▶ STATED PROBLEM
Lines containing the string "this" are to be collected in full.

Data records:

┄┄┄┄┄┄┄┄┄┄

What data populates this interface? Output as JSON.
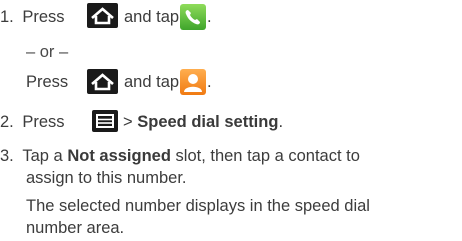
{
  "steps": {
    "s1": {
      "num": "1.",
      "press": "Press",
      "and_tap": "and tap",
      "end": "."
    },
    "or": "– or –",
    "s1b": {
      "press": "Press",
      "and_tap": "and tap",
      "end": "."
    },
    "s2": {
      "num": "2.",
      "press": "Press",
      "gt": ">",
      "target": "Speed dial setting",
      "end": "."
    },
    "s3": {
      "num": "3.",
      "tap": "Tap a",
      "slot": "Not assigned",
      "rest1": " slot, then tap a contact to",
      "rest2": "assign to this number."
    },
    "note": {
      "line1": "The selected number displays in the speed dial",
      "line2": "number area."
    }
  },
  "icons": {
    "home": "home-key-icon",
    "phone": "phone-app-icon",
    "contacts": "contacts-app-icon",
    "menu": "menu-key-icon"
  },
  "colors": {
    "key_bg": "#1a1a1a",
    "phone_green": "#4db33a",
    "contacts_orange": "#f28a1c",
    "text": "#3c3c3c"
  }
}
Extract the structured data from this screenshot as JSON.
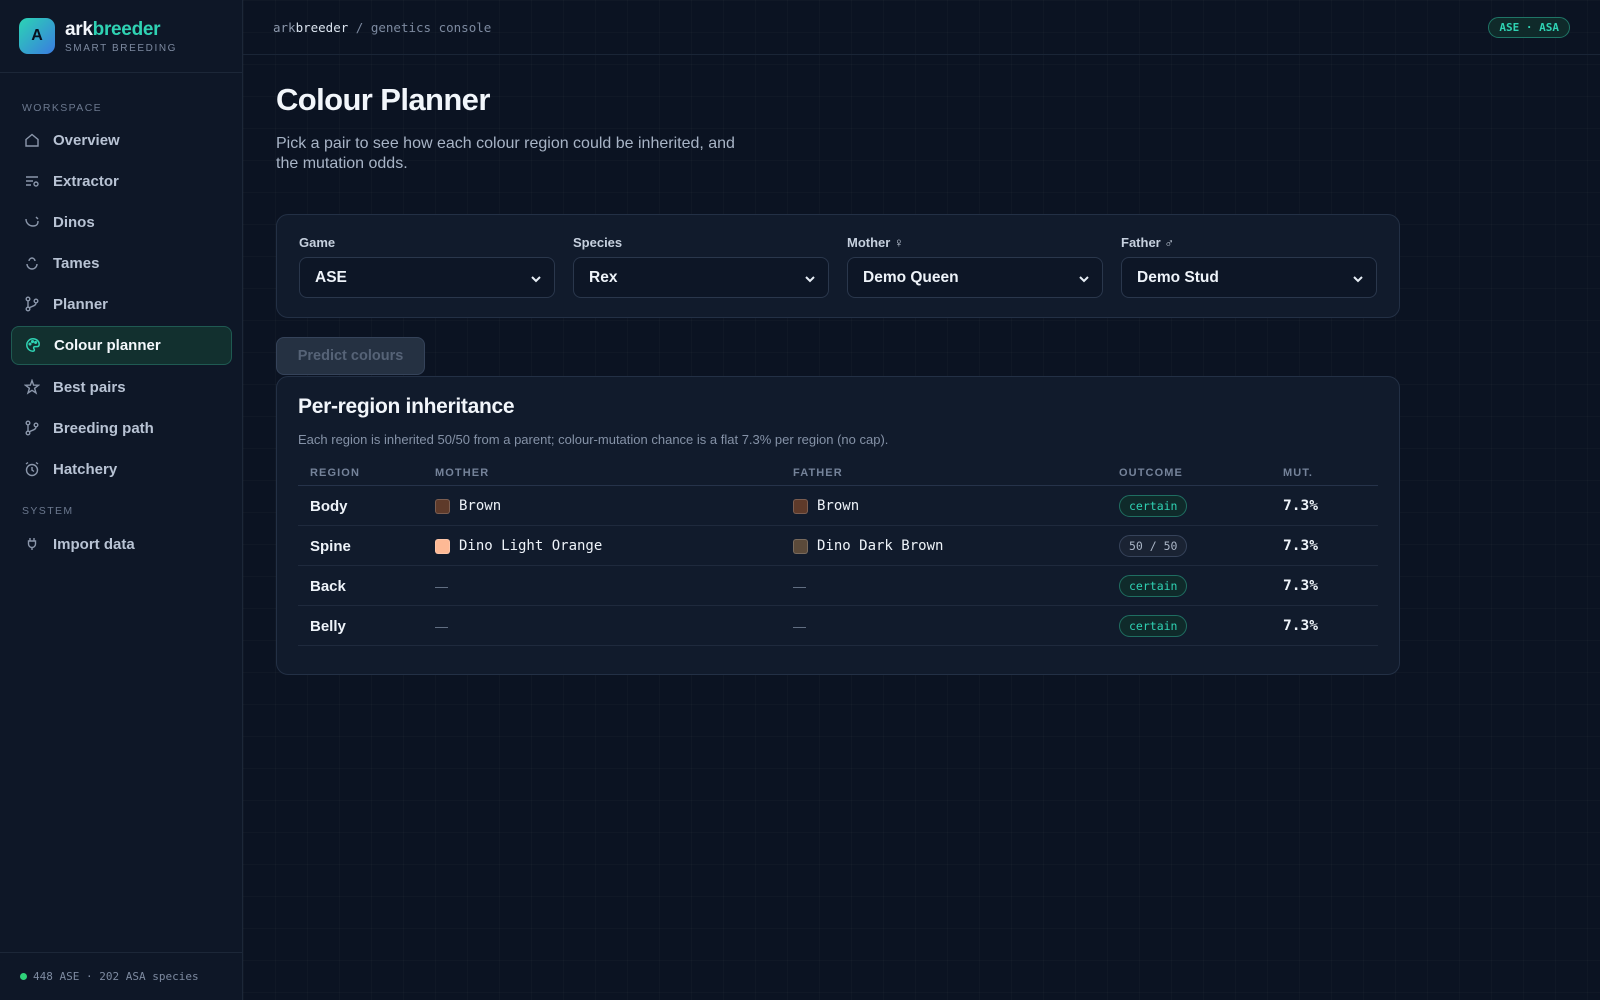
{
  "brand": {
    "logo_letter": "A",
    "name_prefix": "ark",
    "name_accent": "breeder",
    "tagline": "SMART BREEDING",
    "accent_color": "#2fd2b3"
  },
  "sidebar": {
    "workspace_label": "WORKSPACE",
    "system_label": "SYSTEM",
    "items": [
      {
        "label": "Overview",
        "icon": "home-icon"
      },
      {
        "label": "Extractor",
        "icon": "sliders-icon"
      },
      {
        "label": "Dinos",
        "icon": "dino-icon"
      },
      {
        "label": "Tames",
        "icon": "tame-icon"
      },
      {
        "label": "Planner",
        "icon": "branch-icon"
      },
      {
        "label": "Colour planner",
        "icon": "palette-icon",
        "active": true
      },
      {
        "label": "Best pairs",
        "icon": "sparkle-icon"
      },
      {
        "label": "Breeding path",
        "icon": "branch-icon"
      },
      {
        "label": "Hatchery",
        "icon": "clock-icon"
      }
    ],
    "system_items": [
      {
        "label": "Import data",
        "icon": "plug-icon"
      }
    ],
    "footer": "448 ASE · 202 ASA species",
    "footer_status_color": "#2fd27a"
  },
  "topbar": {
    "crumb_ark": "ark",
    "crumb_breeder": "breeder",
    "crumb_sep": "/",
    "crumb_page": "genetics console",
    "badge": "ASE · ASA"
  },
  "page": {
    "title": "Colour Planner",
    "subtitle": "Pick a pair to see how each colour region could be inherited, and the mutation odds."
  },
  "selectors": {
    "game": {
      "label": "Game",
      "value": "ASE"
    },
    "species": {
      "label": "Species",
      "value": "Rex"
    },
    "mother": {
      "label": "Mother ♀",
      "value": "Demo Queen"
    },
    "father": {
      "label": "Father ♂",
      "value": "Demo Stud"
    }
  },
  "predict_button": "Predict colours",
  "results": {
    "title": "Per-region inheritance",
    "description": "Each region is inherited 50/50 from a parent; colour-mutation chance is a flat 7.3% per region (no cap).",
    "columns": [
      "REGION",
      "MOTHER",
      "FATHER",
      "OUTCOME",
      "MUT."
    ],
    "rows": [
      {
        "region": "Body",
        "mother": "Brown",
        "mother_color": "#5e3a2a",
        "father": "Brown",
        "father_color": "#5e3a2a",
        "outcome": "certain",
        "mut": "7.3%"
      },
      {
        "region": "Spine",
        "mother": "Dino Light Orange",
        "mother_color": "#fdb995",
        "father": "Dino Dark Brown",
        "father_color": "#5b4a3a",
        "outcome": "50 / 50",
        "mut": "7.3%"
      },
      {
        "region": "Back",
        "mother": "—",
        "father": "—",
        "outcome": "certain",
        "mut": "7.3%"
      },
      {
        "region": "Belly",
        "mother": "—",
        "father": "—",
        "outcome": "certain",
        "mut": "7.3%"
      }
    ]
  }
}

┄┄┄┄┄┄┄┄┄┄

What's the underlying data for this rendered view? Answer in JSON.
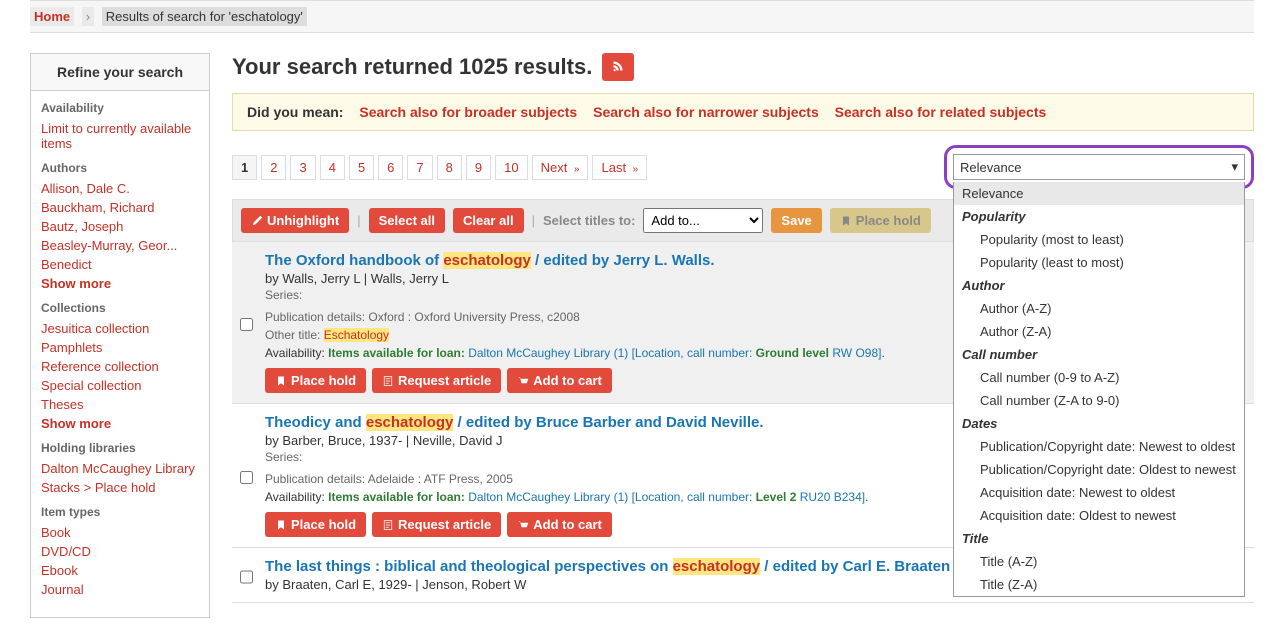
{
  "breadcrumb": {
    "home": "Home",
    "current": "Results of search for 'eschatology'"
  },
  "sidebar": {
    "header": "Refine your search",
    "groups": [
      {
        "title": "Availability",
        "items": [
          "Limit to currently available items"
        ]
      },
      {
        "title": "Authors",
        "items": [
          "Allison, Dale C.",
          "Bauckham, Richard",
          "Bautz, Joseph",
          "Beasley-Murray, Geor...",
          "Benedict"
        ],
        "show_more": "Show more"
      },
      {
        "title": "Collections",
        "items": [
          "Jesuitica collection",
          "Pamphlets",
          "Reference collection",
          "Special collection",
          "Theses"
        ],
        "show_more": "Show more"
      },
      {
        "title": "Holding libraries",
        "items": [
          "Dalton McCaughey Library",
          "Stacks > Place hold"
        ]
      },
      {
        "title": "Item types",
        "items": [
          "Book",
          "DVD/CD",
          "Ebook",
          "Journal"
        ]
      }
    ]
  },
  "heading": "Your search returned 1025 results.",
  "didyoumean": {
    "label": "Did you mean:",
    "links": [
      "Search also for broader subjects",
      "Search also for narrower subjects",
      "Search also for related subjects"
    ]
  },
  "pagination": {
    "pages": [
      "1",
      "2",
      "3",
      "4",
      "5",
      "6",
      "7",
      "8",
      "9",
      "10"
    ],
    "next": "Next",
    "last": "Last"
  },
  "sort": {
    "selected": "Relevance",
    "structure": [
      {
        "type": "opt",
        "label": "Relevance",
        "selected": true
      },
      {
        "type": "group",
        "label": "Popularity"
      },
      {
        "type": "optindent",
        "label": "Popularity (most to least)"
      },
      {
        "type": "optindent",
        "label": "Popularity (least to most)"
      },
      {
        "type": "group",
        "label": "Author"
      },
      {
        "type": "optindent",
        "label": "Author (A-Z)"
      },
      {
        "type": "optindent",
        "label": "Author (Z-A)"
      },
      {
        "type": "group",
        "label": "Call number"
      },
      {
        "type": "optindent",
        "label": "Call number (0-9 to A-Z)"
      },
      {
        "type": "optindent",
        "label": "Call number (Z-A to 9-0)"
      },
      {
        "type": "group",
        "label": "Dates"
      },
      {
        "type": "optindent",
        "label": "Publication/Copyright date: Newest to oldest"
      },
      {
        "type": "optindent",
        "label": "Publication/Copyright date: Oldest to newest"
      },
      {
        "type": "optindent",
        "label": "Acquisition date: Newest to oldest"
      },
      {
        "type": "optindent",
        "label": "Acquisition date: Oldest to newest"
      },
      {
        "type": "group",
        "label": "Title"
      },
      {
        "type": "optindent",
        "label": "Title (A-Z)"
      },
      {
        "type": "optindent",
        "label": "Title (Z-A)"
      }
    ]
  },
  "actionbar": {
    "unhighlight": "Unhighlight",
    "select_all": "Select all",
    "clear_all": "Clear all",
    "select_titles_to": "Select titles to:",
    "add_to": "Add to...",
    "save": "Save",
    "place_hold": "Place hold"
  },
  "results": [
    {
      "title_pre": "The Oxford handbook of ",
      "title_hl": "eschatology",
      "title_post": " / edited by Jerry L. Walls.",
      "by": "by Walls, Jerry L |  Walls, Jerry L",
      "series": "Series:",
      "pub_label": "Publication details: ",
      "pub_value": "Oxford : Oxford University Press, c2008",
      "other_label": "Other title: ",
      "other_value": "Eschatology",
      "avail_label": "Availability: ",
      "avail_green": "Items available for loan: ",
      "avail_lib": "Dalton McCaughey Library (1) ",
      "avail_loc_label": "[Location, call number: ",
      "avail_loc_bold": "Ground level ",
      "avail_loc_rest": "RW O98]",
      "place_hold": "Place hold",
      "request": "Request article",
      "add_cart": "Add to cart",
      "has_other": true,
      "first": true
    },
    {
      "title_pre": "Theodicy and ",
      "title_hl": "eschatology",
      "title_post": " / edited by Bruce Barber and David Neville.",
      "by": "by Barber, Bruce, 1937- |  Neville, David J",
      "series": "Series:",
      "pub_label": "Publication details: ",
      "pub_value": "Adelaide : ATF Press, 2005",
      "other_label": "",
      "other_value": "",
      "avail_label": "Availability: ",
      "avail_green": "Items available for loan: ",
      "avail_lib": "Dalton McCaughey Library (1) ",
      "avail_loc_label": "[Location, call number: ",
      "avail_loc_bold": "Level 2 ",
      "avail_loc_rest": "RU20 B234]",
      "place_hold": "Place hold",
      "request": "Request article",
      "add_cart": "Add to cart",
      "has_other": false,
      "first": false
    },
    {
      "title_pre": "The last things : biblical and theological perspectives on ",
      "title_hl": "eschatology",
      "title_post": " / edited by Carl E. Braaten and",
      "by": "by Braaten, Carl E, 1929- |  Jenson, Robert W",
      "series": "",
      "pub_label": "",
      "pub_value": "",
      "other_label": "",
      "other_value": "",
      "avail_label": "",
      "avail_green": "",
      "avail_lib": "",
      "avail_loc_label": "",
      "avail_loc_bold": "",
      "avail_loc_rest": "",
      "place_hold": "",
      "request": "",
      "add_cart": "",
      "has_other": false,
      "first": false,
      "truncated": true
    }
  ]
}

┄┄┄┄┄┄┄┄┄┄

▶ TASK ANSWER
What data populates this interface? Output as JSON.
      "rest2": "assign to this number."
Extract the structured data from this screenshot as JSON.
What's the underlying data for this rendered view? Answer in JSON.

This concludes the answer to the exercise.